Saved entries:
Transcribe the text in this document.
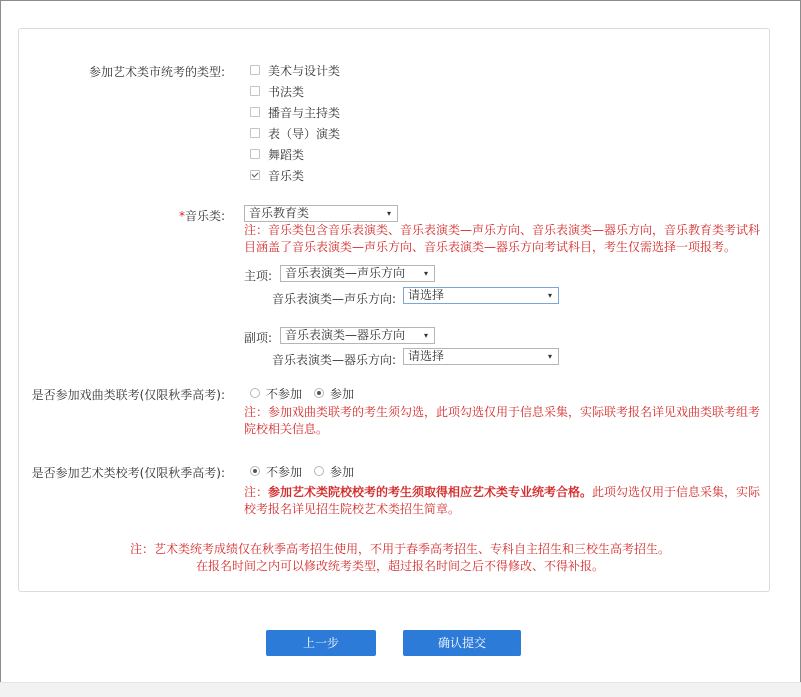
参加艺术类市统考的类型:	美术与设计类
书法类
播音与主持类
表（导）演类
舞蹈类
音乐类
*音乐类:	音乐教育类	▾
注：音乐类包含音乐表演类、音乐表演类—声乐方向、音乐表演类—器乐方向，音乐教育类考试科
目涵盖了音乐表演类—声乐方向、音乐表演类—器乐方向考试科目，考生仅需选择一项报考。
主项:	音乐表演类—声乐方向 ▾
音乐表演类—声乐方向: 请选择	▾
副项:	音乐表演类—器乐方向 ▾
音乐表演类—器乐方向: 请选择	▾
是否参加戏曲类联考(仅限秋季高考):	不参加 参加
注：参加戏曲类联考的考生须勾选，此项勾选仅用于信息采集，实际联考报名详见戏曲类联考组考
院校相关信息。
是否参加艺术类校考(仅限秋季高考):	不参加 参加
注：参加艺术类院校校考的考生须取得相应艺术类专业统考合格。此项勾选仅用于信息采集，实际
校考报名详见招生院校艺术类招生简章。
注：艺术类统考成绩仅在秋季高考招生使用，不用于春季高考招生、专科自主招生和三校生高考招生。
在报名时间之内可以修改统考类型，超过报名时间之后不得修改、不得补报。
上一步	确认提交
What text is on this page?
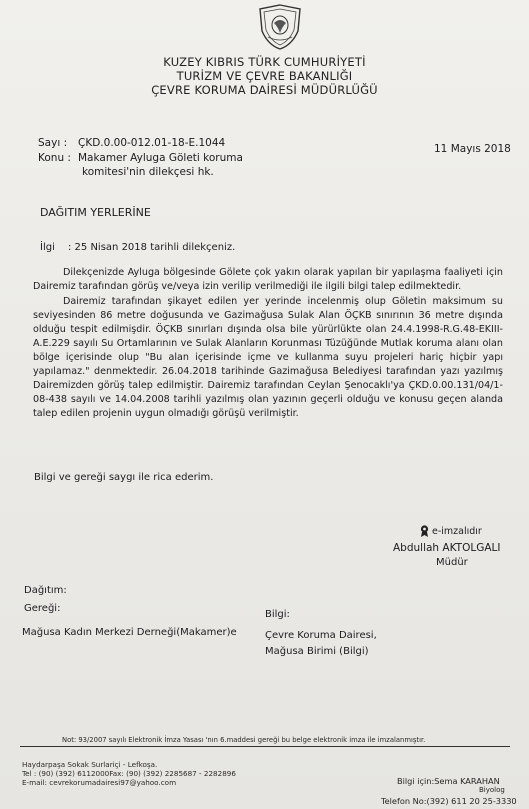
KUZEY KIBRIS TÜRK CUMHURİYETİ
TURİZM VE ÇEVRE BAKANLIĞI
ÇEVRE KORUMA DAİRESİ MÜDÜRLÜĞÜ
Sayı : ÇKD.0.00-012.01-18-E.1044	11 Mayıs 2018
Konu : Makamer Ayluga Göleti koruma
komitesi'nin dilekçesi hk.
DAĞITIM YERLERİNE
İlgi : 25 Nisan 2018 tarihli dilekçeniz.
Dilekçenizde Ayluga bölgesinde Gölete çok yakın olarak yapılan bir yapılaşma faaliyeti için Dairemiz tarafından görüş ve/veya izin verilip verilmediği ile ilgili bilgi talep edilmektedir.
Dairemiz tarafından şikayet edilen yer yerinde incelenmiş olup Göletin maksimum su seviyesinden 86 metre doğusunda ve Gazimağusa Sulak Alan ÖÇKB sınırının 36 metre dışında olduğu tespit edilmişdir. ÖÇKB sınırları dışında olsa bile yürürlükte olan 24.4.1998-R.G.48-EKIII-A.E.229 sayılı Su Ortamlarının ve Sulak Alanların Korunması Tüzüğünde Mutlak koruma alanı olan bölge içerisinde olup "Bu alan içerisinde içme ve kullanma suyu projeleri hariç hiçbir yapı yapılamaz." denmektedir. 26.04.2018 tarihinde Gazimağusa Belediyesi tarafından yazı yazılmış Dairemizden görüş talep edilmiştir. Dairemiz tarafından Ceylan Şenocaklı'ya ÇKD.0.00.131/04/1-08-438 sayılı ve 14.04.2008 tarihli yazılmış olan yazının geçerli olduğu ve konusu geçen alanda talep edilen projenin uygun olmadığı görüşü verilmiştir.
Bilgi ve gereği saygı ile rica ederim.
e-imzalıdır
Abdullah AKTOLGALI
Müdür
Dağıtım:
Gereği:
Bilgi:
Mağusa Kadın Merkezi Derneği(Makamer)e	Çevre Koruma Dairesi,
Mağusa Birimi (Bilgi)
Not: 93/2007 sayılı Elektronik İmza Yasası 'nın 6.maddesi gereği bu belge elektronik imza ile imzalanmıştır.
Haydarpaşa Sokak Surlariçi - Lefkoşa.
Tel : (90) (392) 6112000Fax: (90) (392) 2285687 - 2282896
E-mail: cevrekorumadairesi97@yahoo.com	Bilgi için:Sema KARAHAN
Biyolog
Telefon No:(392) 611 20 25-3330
==
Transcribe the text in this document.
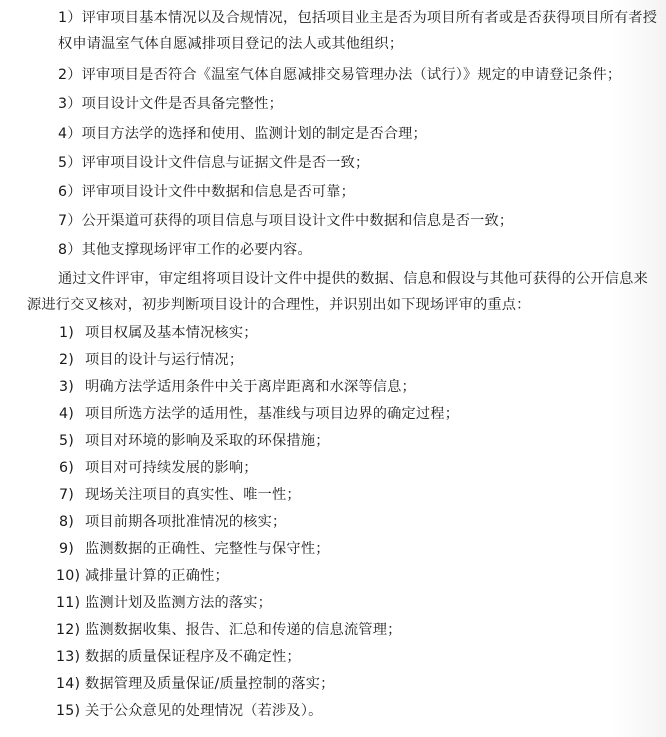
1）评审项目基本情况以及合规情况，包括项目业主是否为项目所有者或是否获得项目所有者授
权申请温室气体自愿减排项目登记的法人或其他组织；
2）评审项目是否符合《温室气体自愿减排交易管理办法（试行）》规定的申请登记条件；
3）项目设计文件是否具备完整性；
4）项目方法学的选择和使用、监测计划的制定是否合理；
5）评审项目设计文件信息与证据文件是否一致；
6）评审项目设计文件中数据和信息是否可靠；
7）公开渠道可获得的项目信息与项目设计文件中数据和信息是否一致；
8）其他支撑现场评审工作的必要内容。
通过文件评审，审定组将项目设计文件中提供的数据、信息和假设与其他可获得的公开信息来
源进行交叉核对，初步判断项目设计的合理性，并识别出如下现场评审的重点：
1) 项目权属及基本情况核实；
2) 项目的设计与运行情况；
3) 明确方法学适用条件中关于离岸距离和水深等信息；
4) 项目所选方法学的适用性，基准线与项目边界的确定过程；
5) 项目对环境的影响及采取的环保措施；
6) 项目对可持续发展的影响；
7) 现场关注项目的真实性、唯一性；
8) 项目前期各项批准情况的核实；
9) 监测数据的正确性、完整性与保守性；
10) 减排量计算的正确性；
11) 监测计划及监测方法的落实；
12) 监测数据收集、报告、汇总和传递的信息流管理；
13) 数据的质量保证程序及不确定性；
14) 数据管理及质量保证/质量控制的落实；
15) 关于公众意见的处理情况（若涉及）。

What you need to do
Work out how many lines in the records above hold the string "tarihli", then give only that count.

Result of this exercise
2